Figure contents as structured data

..........

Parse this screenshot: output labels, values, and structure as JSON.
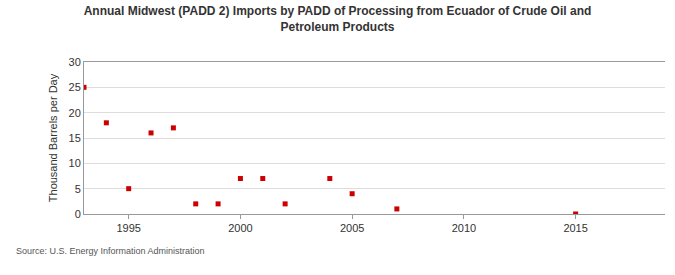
{
  "chart_data": {
    "type": "scatter",
    "title": "Annual Midwest (PADD 2) Imports by PADD of Processing from Ecuador of Crude Oil and\nPetroleum Products",
    "y_label": "Thousand Barrels per Day",
    "source": "Source: U.S. Energy Information Administration",
    "x": [
      1993,
      1994,
      1995,
      1996,
      1997,
      1998,
      1999,
      2000,
      2001,
      2002,
      2004,
      2005,
      2007,
      2015
    ],
    "values": [
      25,
      18,
      5,
      16,
      17,
      2,
      2,
      7,
      7,
      2,
      7,
      4,
      1,
      0
    ],
    "color": "#cc0000",
    "marker": "square",
    "xlim": [
      1993,
      2019
    ],
    "xticks": [
      1995,
      2000,
      2005,
      2010,
      2015
    ],
    "ylim": [
      0,
      30
    ],
    "yticks": [
      0,
      5,
      10,
      15,
      20,
      25,
      30
    ],
    "grid": true
  }
}
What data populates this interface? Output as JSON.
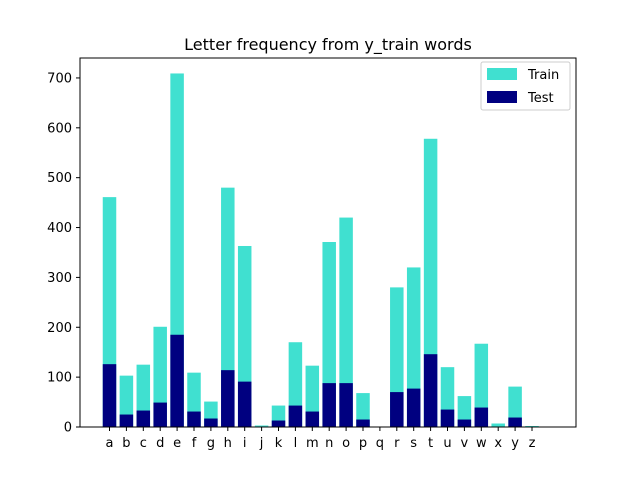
{
  "chart_data": {
    "type": "bar",
    "title": "Letter frequency from y_train words",
    "xlabel": "",
    "ylabel": "",
    "categories": [
      "a",
      "b",
      "c",
      "d",
      "e",
      "f",
      "g",
      "h",
      "i",
      "j",
      "k",
      "l",
      "m",
      "n",
      "o",
      "p",
      "q",
      "r",
      "s",
      "t",
      "u",
      "v",
      "w",
      "x",
      "y",
      "z"
    ],
    "series": [
      {
        "name": "Train",
        "color": "#40e0d0",
        "values": [
          461,
          103,
          125,
          201,
          709,
          109,
          51,
          480,
          363,
          3,
          43,
          170,
          123,
          371,
          420,
          68,
          0,
          280,
          320,
          578,
          120,
          62,
          167,
          7,
          81,
          2
        ]
      },
      {
        "name": "Test",
        "color": "#000080",
        "values": [
          126,
          25,
          33,
          49,
          185,
          31,
          17,
          114,
          91,
          0,
          13,
          43,
          31,
          88,
          88,
          15,
          0,
          70,
          77,
          146,
          35,
          15,
          39,
          0,
          19,
          0
        ]
      }
    ],
    "ylim": [
      0,
      740
    ],
    "yticks": [
      0,
      100,
      200,
      300,
      400,
      500,
      600,
      700
    ],
    "grid": false,
    "legend_position": "top-right",
    "overlay": true
  }
}
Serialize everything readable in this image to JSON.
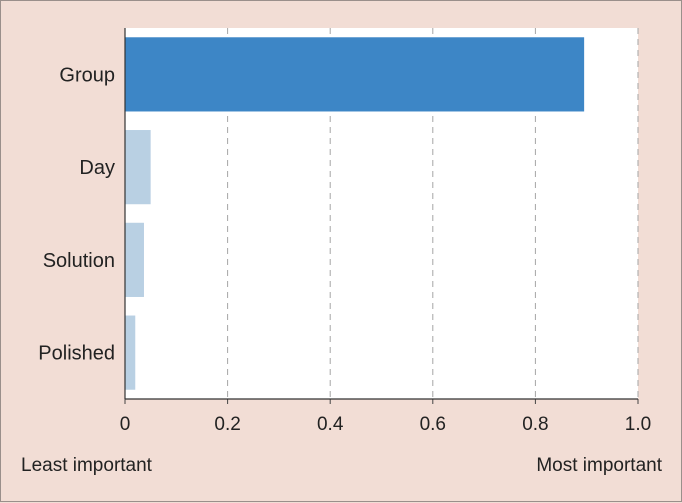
{
  "chart_data": {
    "type": "bar",
    "orientation": "horizontal",
    "categories": [
      "Group",
      "Day",
      "Solution",
      "Polished"
    ],
    "values": [
      0.895,
      0.05,
      0.037,
      0.02
    ],
    "highlight_index": 0,
    "xlim": [
      0,
      1.0
    ],
    "xticks": [
      "0",
      "0.2",
      "0.4",
      "0.6",
      "0.8",
      "1.0"
    ],
    "xtick_values": [
      0,
      0.2,
      0.4,
      0.6,
      0.8,
      1.0
    ],
    "grid": "vertical-dashed",
    "left_caption": "Least important",
    "right_caption": "Most important",
    "colors": {
      "highlight_bar": "#3d86c6",
      "other_bar": "#b9d0e3",
      "plot_bg": "#ffffff",
      "page_bg": "#f2ddd5",
      "grid": "#a6a6a6"
    }
  }
}
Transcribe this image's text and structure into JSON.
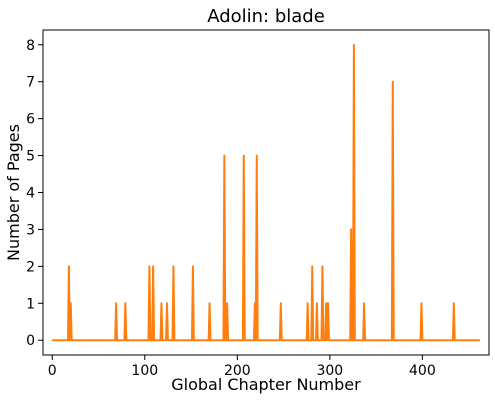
{
  "chart_data": {
    "type": "line",
    "title": "Adolin: blade",
    "xlabel": "Global Chapter Number",
    "ylabel": "Number of Pages",
    "xlim": [
      -10,
      472
    ],
    "ylim": [
      -0.4,
      8.4
    ],
    "xticks": [
      0,
      100,
      200,
      300,
      400
    ],
    "yticks": [
      0,
      1,
      2,
      3,
      4,
      5,
      6,
      7,
      8
    ],
    "grid": false,
    "series": [
      {
        "color": "#ff7f0e",
        "points": [
          [
            0,
            0
          ],
          [
            17,
            0
          ],
          [
            18,
            2
          ],
          [
            19,
            0
          ],
          [
            20,
            1
          ],
          [
            21,
            0
          ],
          [
            68,
            0
          ],
          [
            69,
            1
          ],
          [
            70,
            0
          ],
          [
            78,
            0
          ],
          [
            79,
            1
          ],
          [
            80,
            0
          ],
          [
            104,
            0
          ],
          [
            105,
            2
          ],
          [
            106,
            0
          ],
          [
            108,
            0
          ],
          [
            109,
            2
          ],
          [
            110,
            0
          ],
          [
            117,
            0
          ],
          [
            118,
            1
          ],
          [
            119,
            0
          ],
          [
            123,
            0
          ],
          [
            124,
            1
          ],
          [
            125,
            0
          ],
          [
            130,
            0
          ],
          [
            131,
            2
          ],
          [
            132,
            0
          ],
          [
            151,
            0
          ],
          [
            152,
            2
          ],
          [
            153,
            0
          ],
          [
            169,
            0
          ],
          [
            170,
            1
          ],
          [
            171,
            0
          ],
          [
            185,
            0
          ],
          [
            186,
            5
          ],
          [
            187,
            0
          ],
          [
            188,
            0
          ],
          [
            189,
            1
          ],
          [
            190,
            0
          ],
          [
            206,
            0
          ],
          [
            207,
            5
          ],
          [
            208,
            0
          ],
          [
            218,
            0
          ],
          [
            219,
            1
          ],
          [
            220,
            0
          ],
          [
            221,
            5
          ],
          [
            222,
            0
          ],
          [
            246,
            0
          ],
          [
            247,
            1
          ],
          [
            248,
            0
          ],
          [
            275,
            0
          ],
          [
            276,
            1
          ],
          [
            277,
            0
          ],
          [
            280,
            0
          ],
          [
            281,
            2
          ],
          [
            282,
            0
          ],
          [
            285,
            0
          ],
          [
            286,
            1
          ],
          [
            287,
            0
          ],
          [
            291,
            0
          ],
          [
            292,
            2
          ],
          [
            293,
            0
          ],
          [
            295,
            0
          ],
          [
            296,
            1
          ],
          [
            297,
            0
          ],
          [
            298,
            1
          ],
          [
            299,
            0
          ],
          [
            322,
            0
          ],
          [
            323,
            3
          ],
          [
            324,
            0
          ],
          [
            325,
            0
          ],
          [
            326,
            8
          ],
          [
            327,
            0
          ],
          [
            336,
            0
          ],
          [
            337,
            1
          ],
          [
            338,
            0
          ],
          [
            367,
            0
          ],
          [
            368,
            7
          ],
          [
            369,
            0
          ],
          [
            398,
            0
          ],
          [
            399,
            1
          ],
          [
            400,
            0
          ],
          [
            433,
            0
          ],
          [
            434,
            1
          ],
          [
            435,
            0
          ],
          [
            462,
            0
          ]
        ]
      }
    ]
  }
}
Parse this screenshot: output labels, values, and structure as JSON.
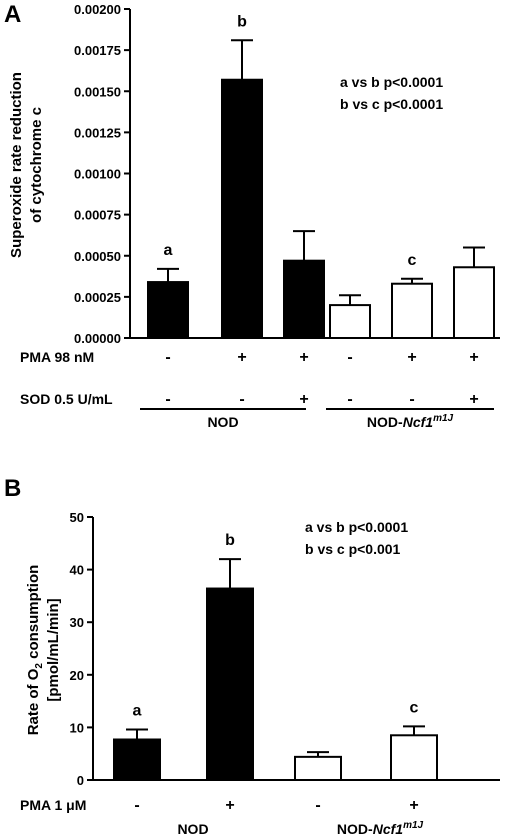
{
  "colors": {
    "filled_bar": "#000000",
    "open_bar": "#ffffff",
    "axis": "#000000"
  },
  "chart_data": [
    {
      "panel_label": "A",
      "type": "bar",
      "ylabel_line1": "Superoxide rate reduction",
      "ylabel_line2": "of cytochrome c",
      "ylim": [
        0,
        0.002
      ],
      "yticks": [
        "0.00000",
        "0.00025",
        "0.00050",
        "0.00075",
        "0.00100",
        "0.00125",
        "0.00150",
        "0.00175",
        "0.00200"
      ],
      "bars": [
        {
          "value": 0.00034,
          "error": 8e-05,
          "fill": "filled",
          "letter": "a"
        },
        {
          "value": 0.00157,
          "error": 0.00024,
          "fill": "filled",
          "letter": "b"
        },
        {
          "value": 0.00047,
          "error": 0.00018,
          "fill": "filled",
          "letter": ""
        },
        {
          "value": 0.0002,
          "error": 6e-05,
          "fill": "open",
          "letter": ""
        },
        {
          "value": 0.00033,
          "error": 3e-05,
          "fill": "open",
          "letter": "c"
        },
        {
          "value": 0.00043,
          "error": 0.00012,
          "fill": "open",
          "letter": ""
        }
      ],
      "stats_lines": [
        "a vs b p<0.0001",
        "b vs c p<0.0001"
      ],
      "treatment_rows": [
        {
          "label": "PMA 98 nM",
          "signs": [
            "-",
            "+",
            "+",
            "-",
            "+",
            "+"
          ]
        },
        {
          "label": "SOD 0.5 U/mL",
          "signs": [
            "-",
            "-",
            "+",
            "-",
            "-",
            "+"
          ]
        }
      ],
      "groups": [
        {
          "label": "NOD",
          "italic": "",
          "sup": ""
        },
        {
          "label": "NOD-",
          "italic": "Ncf1",
          "sup": "m1J"
        }
      ]
    },
    {
      "panel_label": "B",
      "type": "bar",
      "ylabel_line1_pre": "Rate of O",
      "ylabel_line1_sub": "2",
      "ylabel_line1_post": " consumption",
      "ylabel_line2": "[pmol/mL/min]",
      "ylim": [
        0,
        50
      ],
      "yticks": [
        "0",
        "10",
        "20",
        "30",
        "40",
        "50"
      ],
      "bars": [
        {
          "value": 7.7,
          "error": 1.9,
          "fill": "filled",
          "letter": "a"
        },
        {
          "value": 36.4,
          "error": 5.6,
          "fill": "filled",
          "letter": "b"
        },
        {
          "value": 4.4,
          "error": 0.9,
          "fill": "open",
          "letter": ""
        },
        {
          "value": 8.5,
          "error": 1.7,
          "fill": "open",
          "letter": "c"
        }
      ],
      "stats_lines": [
        "a vs b p<0.0001",
        "b vs c p<0.001"
      ],
      "treatment_rows": [
        {
          "label": "PMA 1 μM",
          "signs": [
            "-",
            "+",
            "-",
            "+"
          ]
        }
      ],
      "groups": [
        {
          "label": "NOD",
          "italic": "",
          "sup": ""
        },
        {
          "label": "NOD-",
          "italic": "Ncf1",
          "sup": "m1J"
        }
      ]
    }
  ]
}
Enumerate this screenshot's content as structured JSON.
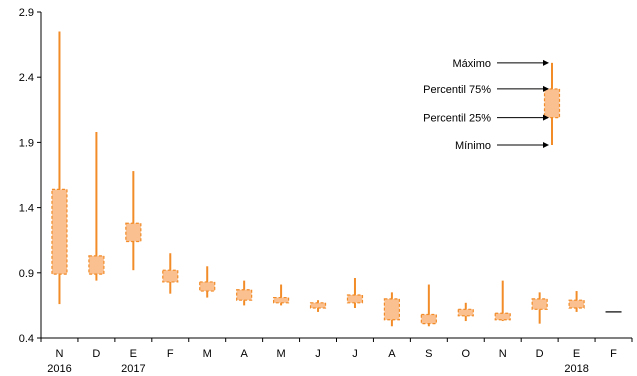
{
  "chart_data": {
    "type": "box",
    "ylim": [
      0.4,
      2.9
    ],
    "y_ticks": [
      "2.9",
      "2.4",
      "1.9",
      "1.4",
      "0.9",
      "0.4"
    ],
    "categories": [
      "N",
      "D",
      "E",
      "F",
      "M",
      "A",
      "M",
      "J",
      "J",
      "A",
      "S",
      "O",
      "N",
      "D",
      "E",
      "F"
    ],
    "year_labels": [
      {
        "index": 0,
        "text": "2016"
      },
      {
        "index": 2,
        "text": "2017"
      },
      {
        "index": 14,
        "text": "2018"
      }
    ],
    "series": [
      {
        "min": 0.66,
        "p25": 0.89,
        "p75": 1.54,
        "max": 2.75
      },
      {
        "min": 0.84,
        "p25": 0.89,
        "p75": 1.03,
        "max": 1.98
      },
      {
        "min": 0.92,
        "p25": 1.14,
        "p75": 1.28,
        "max": 1.68
      },
      {
        "min": 0.74,
        "p25": 0.83,
        "p75": 0.92,
        "max": 1.05
      },
      {
        "min": 0.71,
        "p25": 0.76,
        "p75": 0.83,
        "max": 0.95
      },
      {
        "min": 0.65,
        "p25": 0.69,
        "p75": 0.77,
        "max": 0.84
      },
      {
        "min": 0.65,
        "p25": 0.67,
        "p75": 0.71,
        "max": 0.81
      },
      {
        "min": 0.6,
        "p25": 0.63,
        "p75": 0.67,
        "max": 0.69
      },
      {
        "min": 0.63,
        "p25": 0.67,
        "p75": 0.73,
        "max": 0.86
      },
      {
        "min": 0.49,
        "p25": 0.54,
        "p75": 0.7,
        "max": 0.75
      },
      {
        "min": 0.49,
        "p25": 0.51,
        "p75": 0.58,
        "max": 0.81
      },
      {
        "min": 0.53,
        "p25": 0.57,
        "p75": 0.62,
        "max": 0.67
      },
      {
        "min": 0.53,
        "p25": 0.54,
        "p75": 0.59,
        "max": 0.84
      },
      {
        "min": 0.51,
        "p25": 0.62,
        "p75": 0.7,
        "max": 0.75
      },
      {
        "min": 0.6,
        "p25": 0.63,
        "p75": 0.69,
        "max": 0.76
      },
      {
        "flat": 0.6
      }
    ],
    "legend": {
      "labels": [
        "Máximo",
        "Percentil 75%",
        "Percentil 25%",
        "Mínimo"
      ],
      "sample": {
        "min": 1.88,
        "p25": 2.09,
        "p75": 2.31,
        "max": 2.51
      }
    },
    "colors": {
      "stroke": "#F28C28",
      "fill": "#FAC090",
      "axis": "#000000",
      "text": "#000000"
    }
  }
}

..........

GIVEN INSTRUCTION - Pull out every line above that holds the word "from".

EXERCISE SOLUTION -
    "title": "Annual Midwest (PADD 2) Imports by PADD of Processing from Ecuador of Crude Oil and\nPetroleum Products",
    "title": "Letter frequency from y_train words",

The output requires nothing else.